What you will do: Which lines include the word "document"? Copy each of them.

Stored rows:
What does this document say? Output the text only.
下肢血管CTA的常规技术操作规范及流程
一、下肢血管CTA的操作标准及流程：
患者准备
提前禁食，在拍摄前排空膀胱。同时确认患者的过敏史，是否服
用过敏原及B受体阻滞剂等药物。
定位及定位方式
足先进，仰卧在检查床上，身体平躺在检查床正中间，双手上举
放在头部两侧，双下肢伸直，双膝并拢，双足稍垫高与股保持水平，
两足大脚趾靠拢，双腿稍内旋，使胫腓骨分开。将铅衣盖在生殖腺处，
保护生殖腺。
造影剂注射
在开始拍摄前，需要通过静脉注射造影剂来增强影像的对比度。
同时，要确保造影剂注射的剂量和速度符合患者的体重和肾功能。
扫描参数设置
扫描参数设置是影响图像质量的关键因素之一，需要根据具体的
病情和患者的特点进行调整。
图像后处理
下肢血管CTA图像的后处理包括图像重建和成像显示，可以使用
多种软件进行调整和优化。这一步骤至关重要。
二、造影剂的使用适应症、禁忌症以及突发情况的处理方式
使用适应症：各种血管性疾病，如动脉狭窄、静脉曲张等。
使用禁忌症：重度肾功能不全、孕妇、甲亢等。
* * *
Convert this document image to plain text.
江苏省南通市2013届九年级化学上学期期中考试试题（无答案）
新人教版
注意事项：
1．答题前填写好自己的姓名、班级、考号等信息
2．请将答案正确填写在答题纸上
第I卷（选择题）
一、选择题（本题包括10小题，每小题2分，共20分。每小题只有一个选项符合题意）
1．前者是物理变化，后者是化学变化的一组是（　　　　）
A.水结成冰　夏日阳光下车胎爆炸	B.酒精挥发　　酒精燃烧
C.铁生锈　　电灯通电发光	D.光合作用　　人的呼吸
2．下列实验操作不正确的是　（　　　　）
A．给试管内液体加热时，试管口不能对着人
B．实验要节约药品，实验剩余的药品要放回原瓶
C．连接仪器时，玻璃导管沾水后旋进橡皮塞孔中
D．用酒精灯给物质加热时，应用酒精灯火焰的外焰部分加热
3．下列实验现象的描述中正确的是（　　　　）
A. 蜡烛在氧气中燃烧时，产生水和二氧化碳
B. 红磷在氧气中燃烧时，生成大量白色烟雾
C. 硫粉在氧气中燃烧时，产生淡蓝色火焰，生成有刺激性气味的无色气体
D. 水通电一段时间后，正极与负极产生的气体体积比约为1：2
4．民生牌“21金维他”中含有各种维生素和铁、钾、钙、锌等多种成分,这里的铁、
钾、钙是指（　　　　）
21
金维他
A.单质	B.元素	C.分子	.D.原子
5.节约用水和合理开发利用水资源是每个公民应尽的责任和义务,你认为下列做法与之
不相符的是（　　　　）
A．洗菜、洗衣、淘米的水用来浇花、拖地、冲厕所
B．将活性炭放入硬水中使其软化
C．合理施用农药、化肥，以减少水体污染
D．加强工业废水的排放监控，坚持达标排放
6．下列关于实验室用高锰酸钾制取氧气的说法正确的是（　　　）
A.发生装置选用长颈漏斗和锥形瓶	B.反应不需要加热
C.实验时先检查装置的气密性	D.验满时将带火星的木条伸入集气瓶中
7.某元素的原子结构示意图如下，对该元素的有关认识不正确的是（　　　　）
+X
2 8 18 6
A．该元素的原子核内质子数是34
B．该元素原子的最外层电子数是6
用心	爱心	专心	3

Solution:
What does this document say? Output the text only.
Convert this document image to plain text.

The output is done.